*** Opening of DATA FOR ANALYSIS ***
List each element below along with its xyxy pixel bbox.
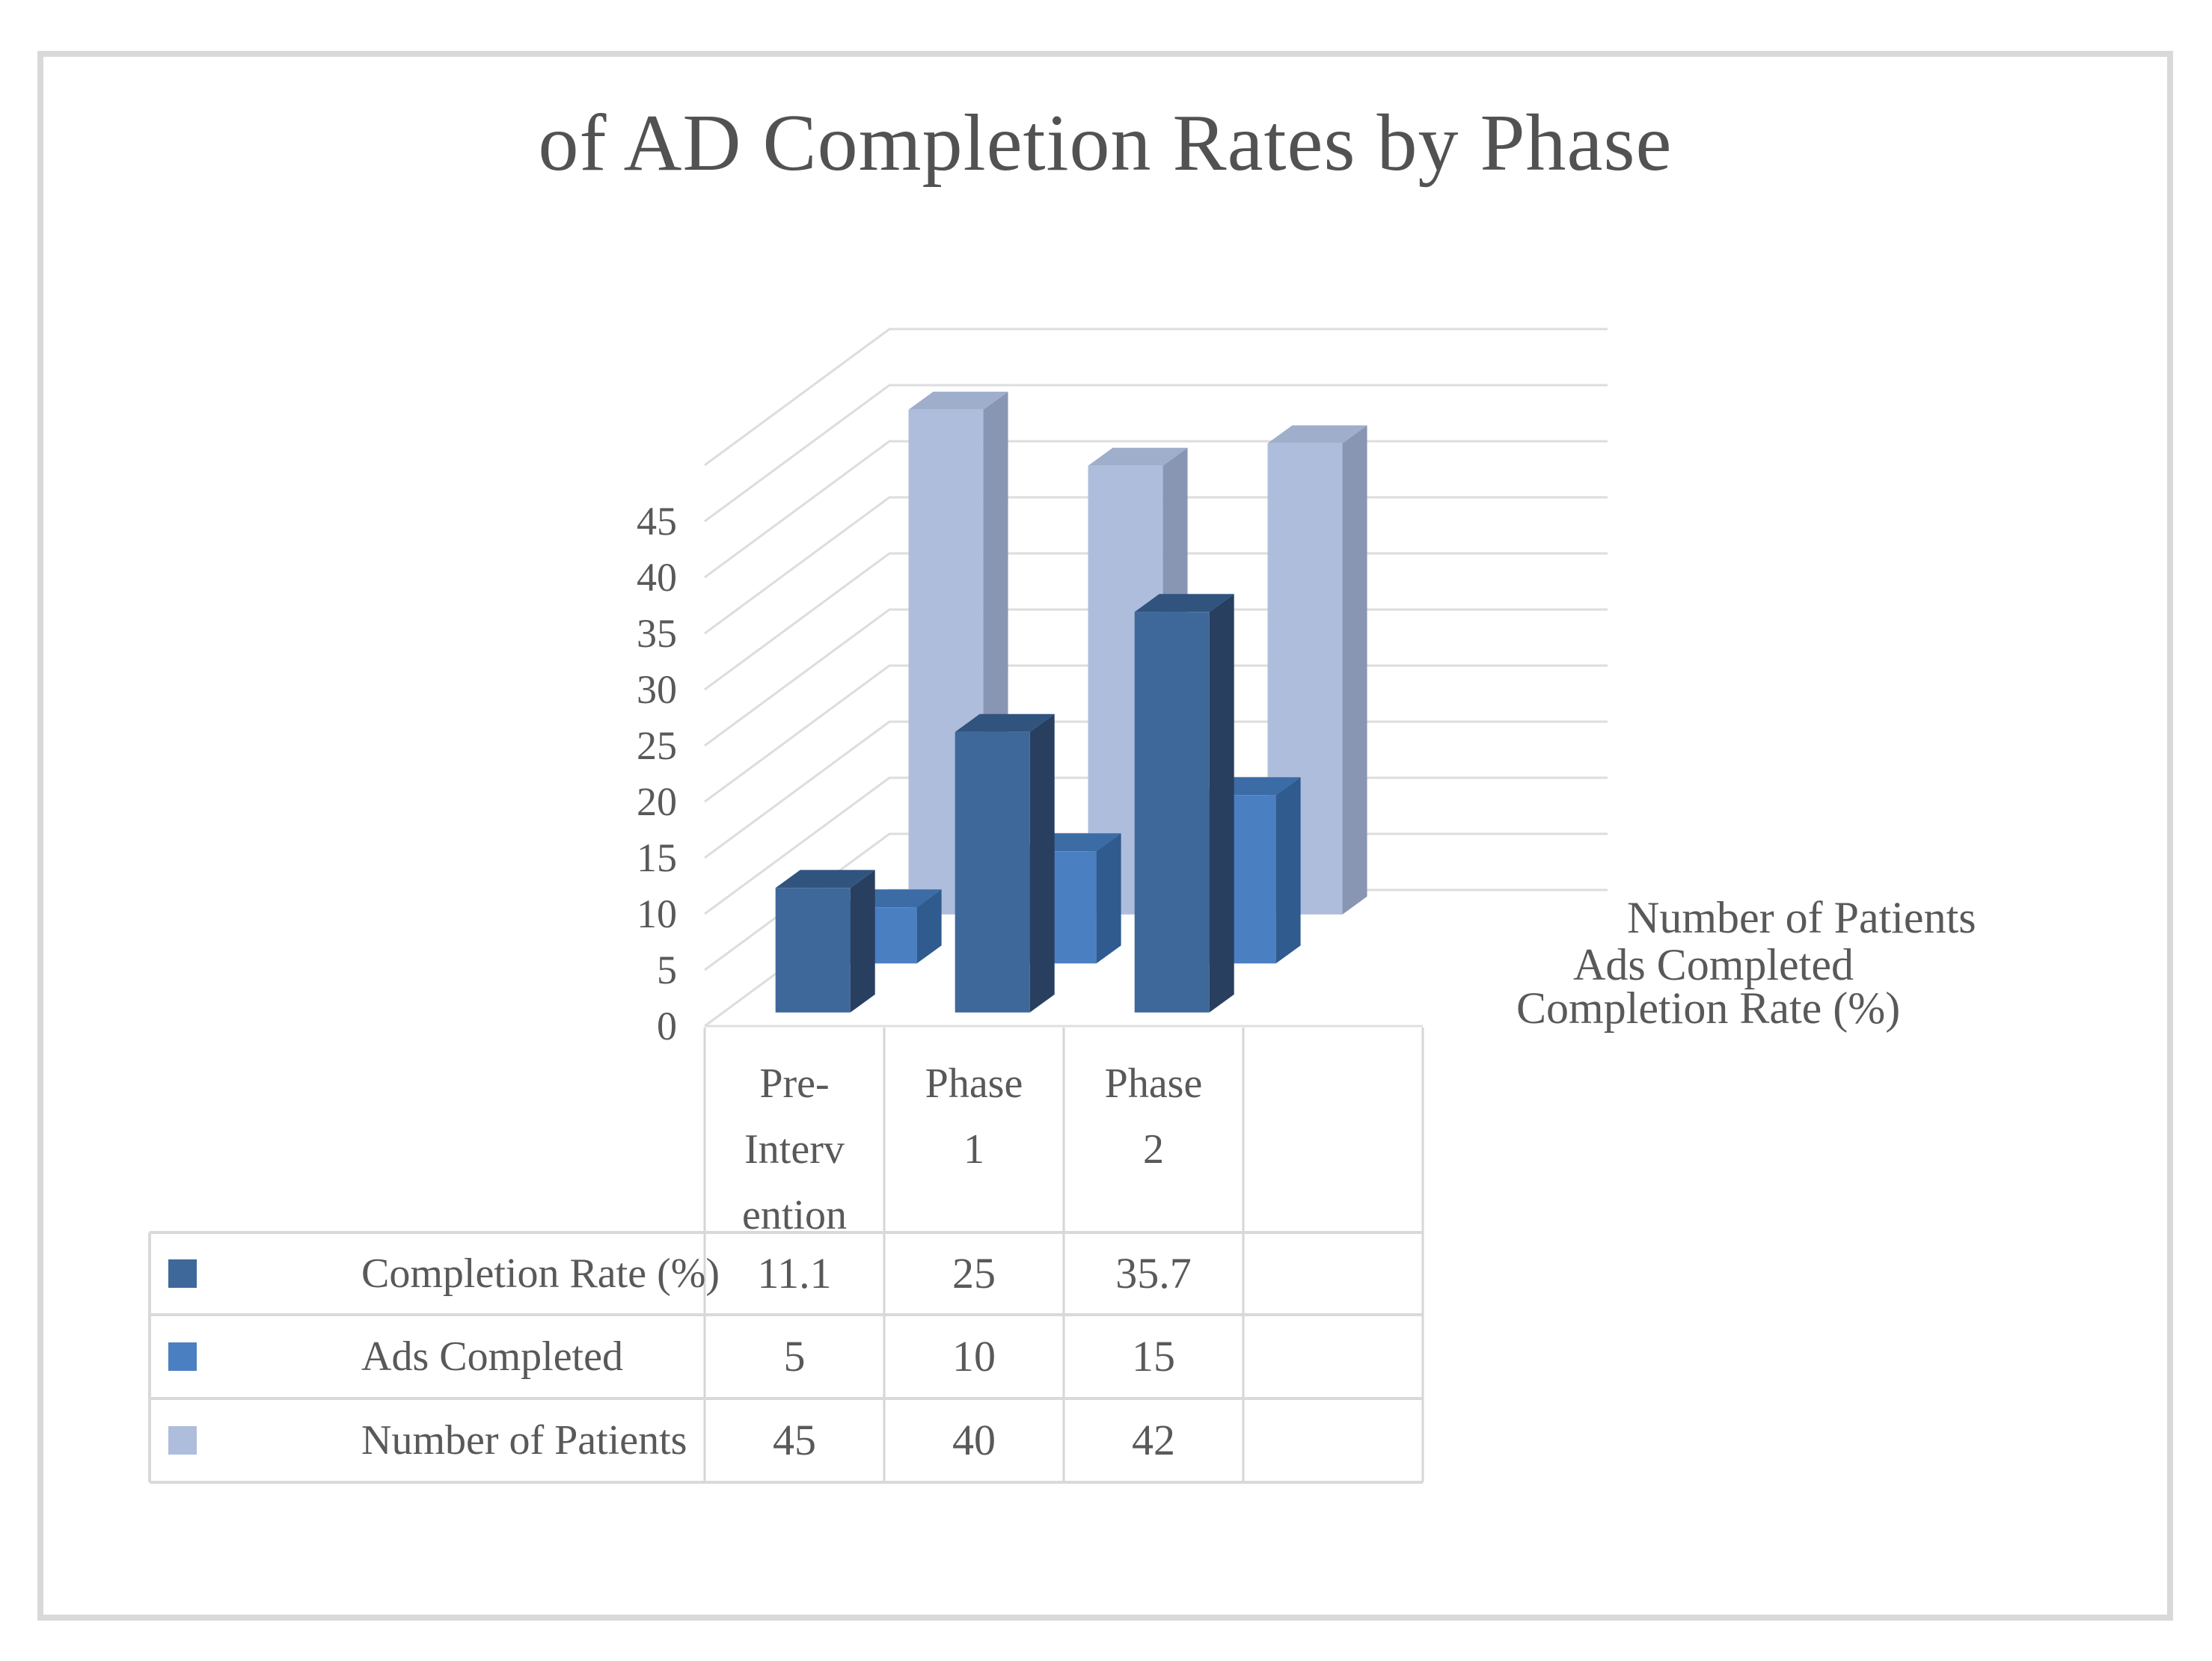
gridline-v25 [704, 608, 1608, 747]
gridline-v50 [704, 328, 1608, 467]
gridline-v35 [704, 496, 1608, 635]
gridline-v45 [704, 384, 1608, 523]
bar-s0-c0 [775, 888, 851, 1013]
depth-axis-label-ads-completed: Ads Completed [1573, 940, 1854, 989]
legend-swatch-number-of-patients [168, 1426, 197, 1455]
bar-top-s0-c0 [775, 870, 875, 888]
legend-label-number-of-patients: Number of Patients [361, 1417, 687, 1464]
table-value-r2-c0: 45 [773, 1416, 816, 1464]
table-value-r2-c1: 40 [952, 1416, 996, 1464]
gridline-v40 [704, 440, 1608, 579]
value-axis-tick-5: 5 [657, 948, 677, 992]
bar-side-s1-c2 [1275, 777, 1301, 964]
bar-s0-c2 [1134, 612, 1210, 1013]
value-axis-tick-10: 10 [637, 891, 677, 936]
value-axis-tick-40: 40 [637, 555, 677, 600]
bar-side-s1-c1 [1096, 833, 1121, 964]
bar-side-s0-c1 [1029, 713, 1055, 1013]
value-axis-tick-35: 35 [637, 611, 677, 656]
table-value-r2-c2: 42 [1132, 1416, 1175, 1464]
category-label-phase-1: Phase 1 [925, 1060, 1023, 1173]
legend-swatch-ads-completed [168, 1342, 197, 1371]
bar-top-s2-c0 [908, 391, 1008, 410]
legend-swatch-completion-rate [168, 1259, 197, 1288]
bar-side-s0-c0 [850, 870, 875, 1013]
table-value-r1-c3 [1243, 1315, 1423, 1399]
value-axis-tick-25: 25 [637, 723, 677, 768]
bar-top-s2-c2 [1267, 425, 1367, 443]
table-value-r0-c0: 11.1 [757, 1249, 832, 1298]
gridline-v5 [704, 832, 1608, 971]
bar-side-s0-c2 [1209, 594, 1234, 1013]
bar-side-s1-c0 [916, 889, 942, 964]
gridline-v20 [704, 664, 1608, 803]
table-value-r0-c1: 25 [952, 1249, 996, 1298]
category-label-phase-2: Phase 2 [1104, 1060, 1203, 1173]
bar-top-s0-c1 [955, 713, 1055, 732]
gridline-v15 [704, 720, 1608, 859]
depth-axis-label-completion-rate: Completion Rate (%) [1516, 983, 1901, 1033]
chart-title: of AD Completion Rates by Phase [538, 99, 1673, 188]
table-value-r2-c3 [1243, 1399, 1423, 1482]
table-value-r1-c1: 10 [952, 1332, 996, 1381]
legend-label-ads-completed: Ads Completed [361, 1333, 623, 1380]
value-axis-tick-0: 0 [657, 1004, 677, 1049]
value-axis-tick-30: 30 [637, 667, 677, 712]
gridline-v10 [704, 776, 1608, 915]
bar-top-s0-c2 [1134, 594, 1234, 612]
legend-label-completion-rate: Completion Rate (%) [361, 1250, 720, 1297]
category-label-pre-intervention: Pre- Interv ention [742, 1060, 847, 1238]
table-value-r0-c2: 35.7 [1115, 1249, 1192, 1298]
depth-axis-label-number-of-patients: Number of Patients [1627, 893, 1976, 942]
bar-side-s2-c2 [1342, 425, 1367, 915]
bar-s0-c1 [955, 731, 1030, 1013]
bar-top-s2-c1 [1088, 447, 1188, 466]
gridline-v30 [704, 552, 1608, 691]
value-axis-tick-20: 20 [637, 779, 677, 824]
value-axis-tick-45: 45 [637, 499, 677, 544]
value-axis-tick-15: 15 [637, 835, 677, 880]
table-value-r1-c2: 15 [1132, 1332, 1175, 1381]
table-value-r1-c0: 5 [783, 1332, 806, 1381]
table-value-r0-c3 [1243, 1232, 1423, 1315]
*** Close of DATA FOR ANALYSIS ***
WHAT TO PRODUCE
Copy each line of the listing that includes "completed".

EXERCISE RESULT
depth-axis-label-ads-completed: Ads Completed [1573, 940, 1854, 989]
legend-swatch-ads-completed [168, 1342, 197, 1371]
legend-label-ads-completed: Ads Completed [361, 1333, 623, 1380]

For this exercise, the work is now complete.